» Task to complete
Locate the word "value" in the material, then show every line that holds it.

» Given records

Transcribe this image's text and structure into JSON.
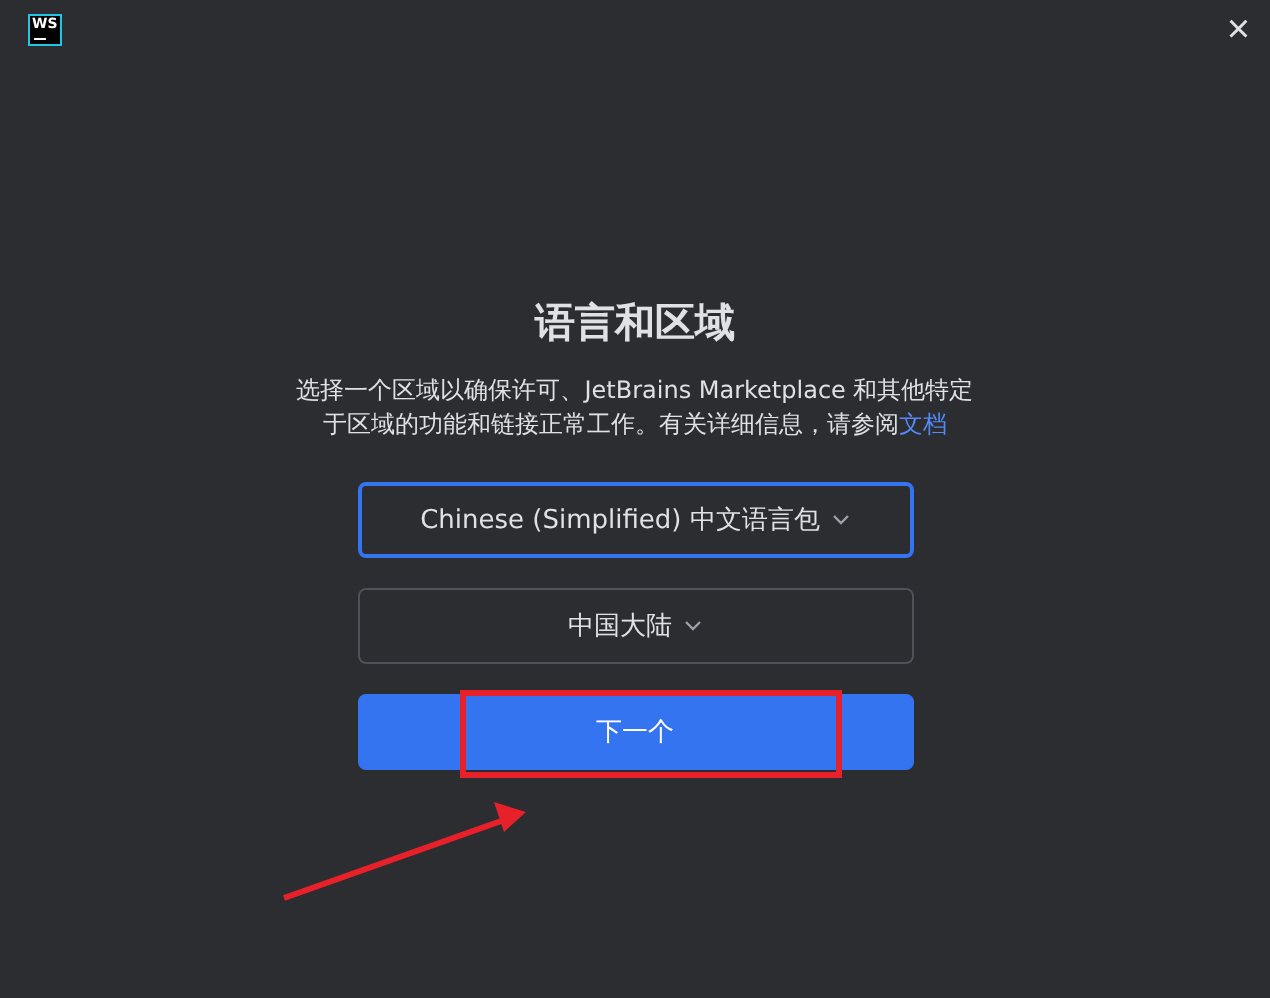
{
  "window": {
    "logo": "WS",
    "close": "×"
  },
  "title": "语言和区域",
  "description": {
    "text": "选择一个区域以确保许可、JetBrains Marketplace 和其他特定于区域的功能和链接正常工作。有关详细信息，请参阅",
    "link": "文档"
  },
  "dropdowns": [
    {
      "value": "Chinese (Simplified) 中文语言包",
      "focused": true
    },
    {
      "value": "中国大陆",
      "focused": false
    }
  ],
  "next_button": "下一个",
  "annotations": {
    "highlight_box": true,
    "pointer_arrow": true
  }
}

» Exercise result
      "value": "Chinese (Simplified) 中文语言包",
      "value": "中国大陆",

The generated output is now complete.